— start —
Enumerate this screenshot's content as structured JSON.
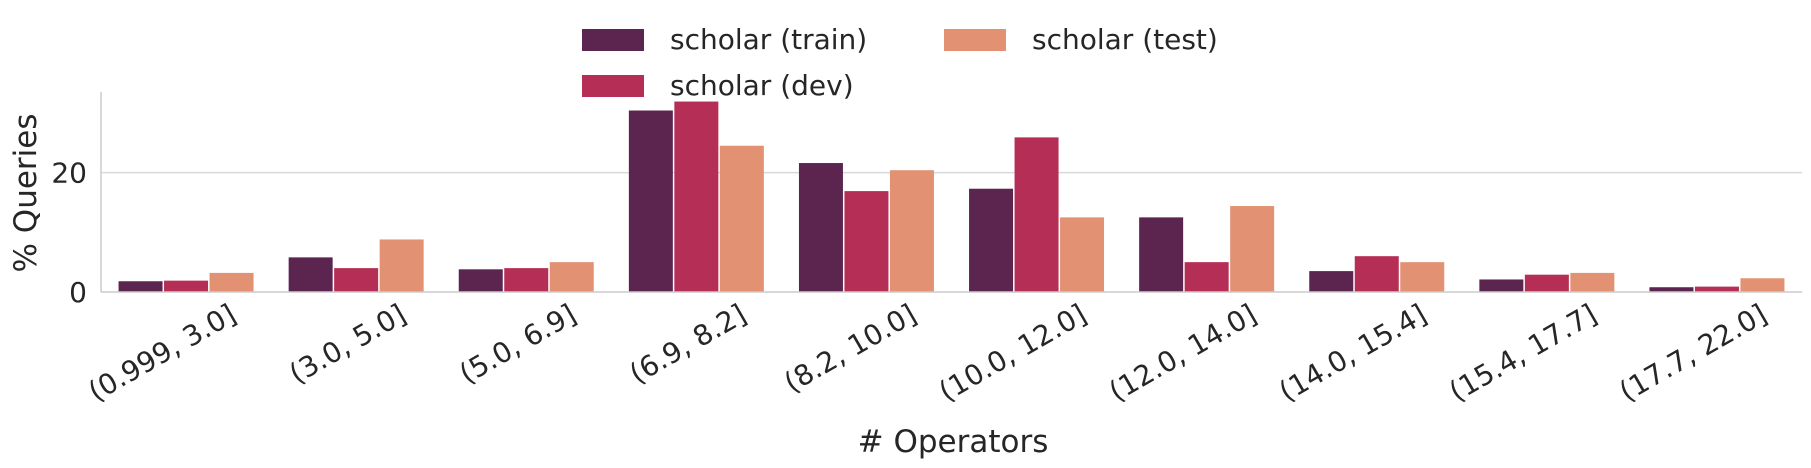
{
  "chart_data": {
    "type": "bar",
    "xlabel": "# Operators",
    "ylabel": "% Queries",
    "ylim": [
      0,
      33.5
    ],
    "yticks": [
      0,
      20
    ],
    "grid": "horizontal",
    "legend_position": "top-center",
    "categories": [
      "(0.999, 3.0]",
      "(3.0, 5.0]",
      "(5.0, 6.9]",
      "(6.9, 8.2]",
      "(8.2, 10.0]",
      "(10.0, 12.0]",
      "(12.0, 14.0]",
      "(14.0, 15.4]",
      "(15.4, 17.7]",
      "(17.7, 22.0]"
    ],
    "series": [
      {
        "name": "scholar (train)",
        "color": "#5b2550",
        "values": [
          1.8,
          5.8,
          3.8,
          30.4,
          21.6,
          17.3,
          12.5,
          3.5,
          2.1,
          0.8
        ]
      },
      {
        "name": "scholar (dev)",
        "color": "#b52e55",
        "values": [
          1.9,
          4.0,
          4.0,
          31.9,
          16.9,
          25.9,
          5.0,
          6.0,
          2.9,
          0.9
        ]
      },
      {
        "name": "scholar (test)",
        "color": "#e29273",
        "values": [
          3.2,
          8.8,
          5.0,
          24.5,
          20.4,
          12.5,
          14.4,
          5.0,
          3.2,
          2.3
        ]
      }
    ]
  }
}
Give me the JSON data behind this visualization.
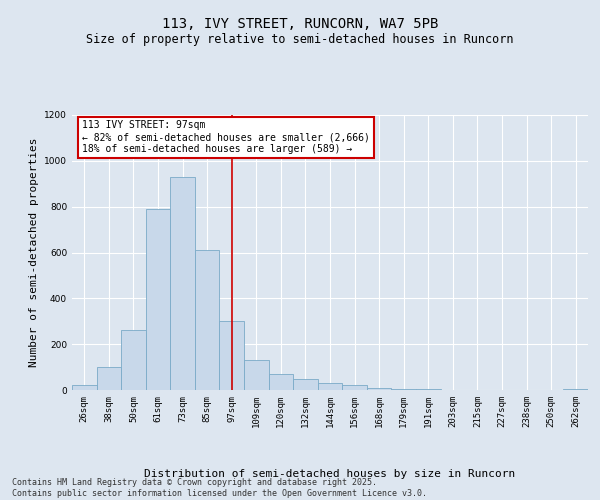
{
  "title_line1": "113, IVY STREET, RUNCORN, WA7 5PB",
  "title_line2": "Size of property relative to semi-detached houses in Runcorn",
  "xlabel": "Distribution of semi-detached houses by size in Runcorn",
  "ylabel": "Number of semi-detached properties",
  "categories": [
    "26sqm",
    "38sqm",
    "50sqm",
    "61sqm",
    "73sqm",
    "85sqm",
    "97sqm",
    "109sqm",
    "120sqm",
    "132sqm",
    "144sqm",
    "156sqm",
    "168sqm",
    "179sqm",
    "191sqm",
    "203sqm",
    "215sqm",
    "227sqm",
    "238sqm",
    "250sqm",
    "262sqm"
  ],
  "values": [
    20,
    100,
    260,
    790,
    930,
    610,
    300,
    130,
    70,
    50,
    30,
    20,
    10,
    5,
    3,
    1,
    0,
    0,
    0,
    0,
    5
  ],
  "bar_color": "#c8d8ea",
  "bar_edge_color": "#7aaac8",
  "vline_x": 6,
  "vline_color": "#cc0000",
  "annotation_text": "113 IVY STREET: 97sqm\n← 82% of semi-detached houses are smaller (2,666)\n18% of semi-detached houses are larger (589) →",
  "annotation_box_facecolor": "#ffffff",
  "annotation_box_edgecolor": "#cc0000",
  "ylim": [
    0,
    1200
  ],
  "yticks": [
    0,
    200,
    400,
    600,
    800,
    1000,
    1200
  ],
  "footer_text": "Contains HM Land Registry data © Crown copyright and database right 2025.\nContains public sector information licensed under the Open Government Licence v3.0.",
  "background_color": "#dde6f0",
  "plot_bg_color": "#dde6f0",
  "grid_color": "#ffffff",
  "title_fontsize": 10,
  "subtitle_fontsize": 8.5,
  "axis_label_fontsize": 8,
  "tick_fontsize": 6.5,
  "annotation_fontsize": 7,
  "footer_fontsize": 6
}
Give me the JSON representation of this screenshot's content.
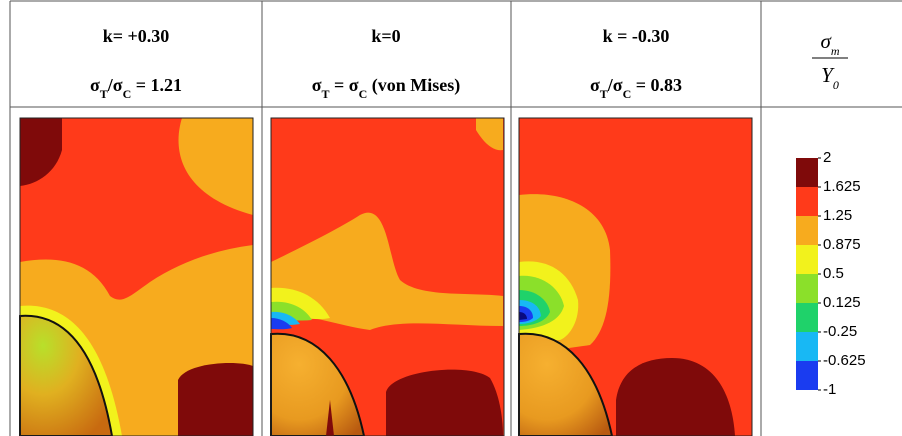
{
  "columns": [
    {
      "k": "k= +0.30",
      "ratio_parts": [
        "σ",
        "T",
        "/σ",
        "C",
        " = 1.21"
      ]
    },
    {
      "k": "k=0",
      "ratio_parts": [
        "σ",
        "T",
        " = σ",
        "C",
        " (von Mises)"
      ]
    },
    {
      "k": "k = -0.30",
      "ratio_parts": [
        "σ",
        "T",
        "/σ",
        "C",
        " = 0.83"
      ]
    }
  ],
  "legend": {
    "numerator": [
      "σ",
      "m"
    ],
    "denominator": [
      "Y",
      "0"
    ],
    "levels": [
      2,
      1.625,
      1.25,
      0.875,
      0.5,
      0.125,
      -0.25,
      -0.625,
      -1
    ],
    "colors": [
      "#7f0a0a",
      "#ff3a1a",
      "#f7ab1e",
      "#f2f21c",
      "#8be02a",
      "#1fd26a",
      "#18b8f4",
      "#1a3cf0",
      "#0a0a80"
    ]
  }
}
— end —
TASK DESCRIPTION
Reproduce every line precisely as given, omitting all pictures.

COMPLETED TASK
Enumerate this screenshot's content as structured JSON.
{
  "chart_data": {
    "type": "bar",
    "xlabel": "# Operators",
    "ylabel": "% Queries",
    "ylim": [
      0,
      33.5
    ],
    "yticks": [
      0,
      20
    ],
    "grid": "horizontal",
    "legend_position": "top-center",
    "categories": [
      "(0.999, 3.0]",
      "(3.0, 5.0]",
      "(5.0, 6.9]",
      "(6.9, 8.2]",
      "(8.2, 10.0]",
      "(10.0, 12.0]",
      "(12.0, 14.0]",
      "(14.0, 15.4]",
      "(15.4, 17.7]",
      "(17.7, 22.0]"
    ],
    "series": [
      {
        "name": "scholar (train)",
        "color": "#5b2550",
        "values": [
          1.8,
          5.8,
          3.8,
          30.4,
          21.6,
          17.3,
          12.5,
          3.5,
          2.1,
          0.8
        ]
      },
      {
        "name": "scholar (dev)",
        "color": "#b52e55",
        "values": [
          1.9,
          4.0,
          4.0,
          31.9,
          16.9,
          25.9,
          5.0,
          6.0,
          2.9,
          0.9
        ]
      },
      {
        "name": "scholar (test)",
        "color": "#e29273",
        "values": [
          3.2,
          8.8,
          5.0,
          24.5,
          20.4,
          12.5,
          14.4,
          5.0,
          3.2,
          2.3
        ]
      }
    ]
  }
}
Give me the JSON data behind this visualization.
{
  "title_line1": "113, IVY STREET, RUNCORN, WA7 5PB",
  "title_line2": "Size of property relative to semi-detached houses in Runcorn",
  "xlabel": "Distribution of semi-detached houses by size in Runcorn",
  "ylabel": "Number of semi-detached properties",
  "categories": [
    "26sqm",
    "38sqm",
    "50sqm",
    "61sqm",
    "73sqm",
    "85sqm",
    "97sqm",
    "109sqm",
    "120sqm",
    "132sqm",
    "144sqm",
    "156sqm",
    "168sqm",
    "179sqm",
    "191sqm",
    "203sqm",
    "215sqm",
    "227sqm",
    "238sqm",
    "250sqm",
    "262sqm"
  ],
  "values": [
    20,
    100,
    260,
    790,
    930,
    610,
    300,
    130,
    70,
    50,
    30,
    20,
    10,
    5,
    3,
    1,
    0,
    0,
    0,
    0,
    5
  ],
  "bar_color": "#c8d8ea",
  "bar_edge_color": "#7aaac8",
  "vline_x": 6,
  "vline_color": "#cc0000",
  "annotation_text": "113 IVY STREET: 97sqm\n← 82% of semi-detached houses are smaller (2,666)\n18% of semi-detached houses are larger (589) →",
  "annotation_box_facecolor": "#ffffff",
  "annotation_box_edgecolor": "#cc0000",
  "ylim": [
    0,
    1200
  ],
  "yticks": [
    0,
    200,
    400,
    600,
    800,
    1000,
    1200
  ],
  "footer_text": "Contains HM Land Registry data © Crown copyright and database right 2025.\nContains public sector information licensed under the Open Government Licence v3.0.",
  "background_color": "#dde6f0",
  "plot_bg_color": "#dde6f0",
  "grid_color": "#ffffff",
  "title_fontsize": 10,
  "subtitle_fontsize": 8.5,
  "axis_label_fontsize": 8,
  "tick_fontsize": 6.5,
  "annotation_fontsize": 7,
  "footer_fontsize": 6
}
Give me the JSON representation of this screenshot's content.
{
  "columns": [
    {
      "k": "k= +0.30",
      "ratio_parts": [
        "σ",
        "T",
        "/σ",
        "C",
        " = 1.21"
      ]
    },
    {
      "k": "k=0",
      "ratio_parts": [
        "σ",
        "T",
        " = σ",
        "C",
        " (von Mises)"
      ]
    },
    {
      "k": "k = -0.30",
      "ratio_parts": [
        "σ",
        "T",
        "/σ",
        "C",
        " = 0.83"
      ]
    }
  ],
  "legend": {
    "numerator": [
      "σ",
      "m"
    ],
    "denominator": [
      "Y",
      "0"
    ],
    "levels": [
      2,
      1.625,
      1.25,
      0.875,
      0.5,
      0.125,
      -0.25,
      -0.625,
      -1
    ],
    "colors": [
      "#7f0a0a",
      "#ff3a1a",
      "#f7ab1e",
      "#f2f21c",
      "#8be02a",
      "#1fd26a",
      "#18b8f4",
      "#1a3cf0",
      "#0a0a80"
    ]
  }
}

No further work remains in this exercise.